-- begin SUPPLIED MATERIAL --
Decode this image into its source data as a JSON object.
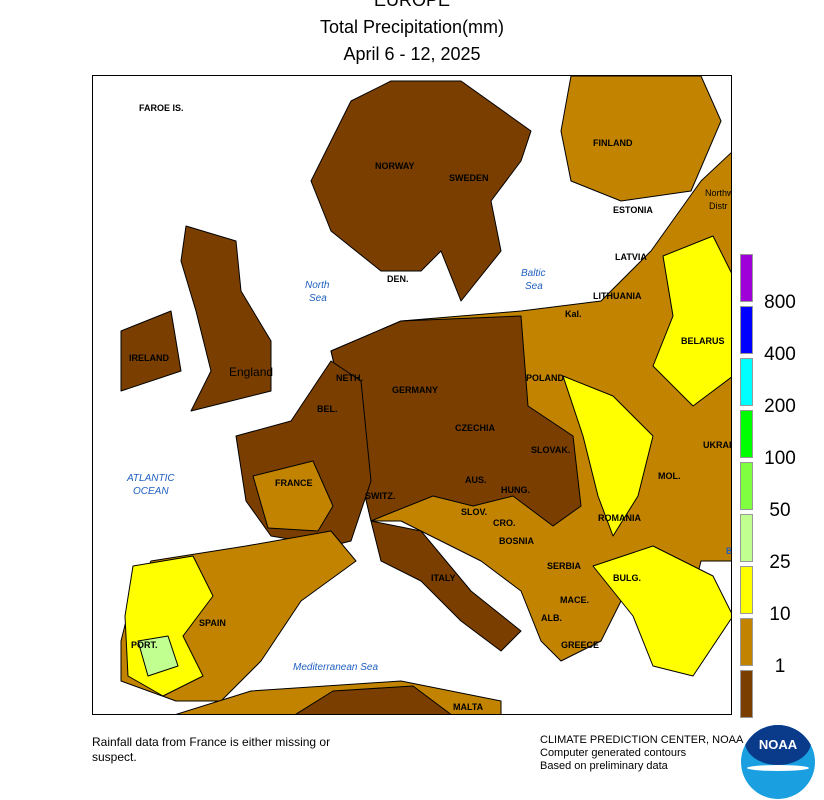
{
  "header": {
    "region": "EUROPE",
    "title": "Total Precipitation(mm)",
    "period": "April 6 - 12, 2025"
  },
  "map": {
    "colors": {
      "lt1": "#7a3f00",
      "1to10": "#c28400",
      "10to25": "#ffff00",
      "25to50": "#c0ff90",
      "sea": "#ffffff",
      "border": "#000000"
    },
    "labels": [
      "FAROE IS.",
      "NORWAY",
      "SWEDEN",
      "FINLAND",
      "ESTONIA",
      "Northw",
      "Distr",
      "LATVIA",
      "LITHUANIA",
      "Kal.",
      "DEN.",
      "IRELAND",
      "England",
      "NETH.",
      "BEL.",
      "GERMANY",
      "POLAND",
      "BELARUS",
      "CZECHIA",
      "SLOVAK.",
      "UKRAI",
      "MOL.",
      "HUNG.",
      "AUS.",
      "SWITZ.",
      "FRANCE",
      "SLOV.",
      "CRO.",
      "BOSNIA",
      "ROMANIA",
      "SERBIA",
      "BULG.",
      "MACE.",
      "ALB.",
      "GREECE",
      "ITALY",
      "SPAIN",
      "PORT.",
      "MALTA",
      "B"
    ],
    "seas": [
      "North",
      "Sea",
      "Baltic",
      "Sea",
      "ATLANTIC",
      "OCEAN",
      "Mediterranean Sea"
    ]
  },
  "legend": {
    "colors": [
      "#a000d8",
      "#0000ff",
      "#00ffff",
      "#00ff00",
      "#80ff40",
      "#c0ff90",
      "#ffff00",
      "#c28400",
      "#7a3f00"
    ],
    "labels": [
      "800",
      "400",
      "200",
      "100",
      "50",
      "25",
      "10",
      "1"
    ]
  },
  "footer": {
    "note_line1": "Rainfall data from France is either missing or",
    "note_line2": "suspect.",
    "credit1": "CLIMATE PREDICTION CENTER, NOAA",
    "credit2": "Computer generated contours",
    "credit3": "Based on preliminary data",
    "logo_text": "NOAA"
  }
}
-- end SUPPLIED MATERIAL --
(PROBLEM):
Identify each line holding the string "data", and copy it out.

(THE SOLUTION):
Decode this image into its source data as a JSON object.
    "note_line1": "Rainfall data from France is either missing or",
    "credit3": "Based on preliminary data",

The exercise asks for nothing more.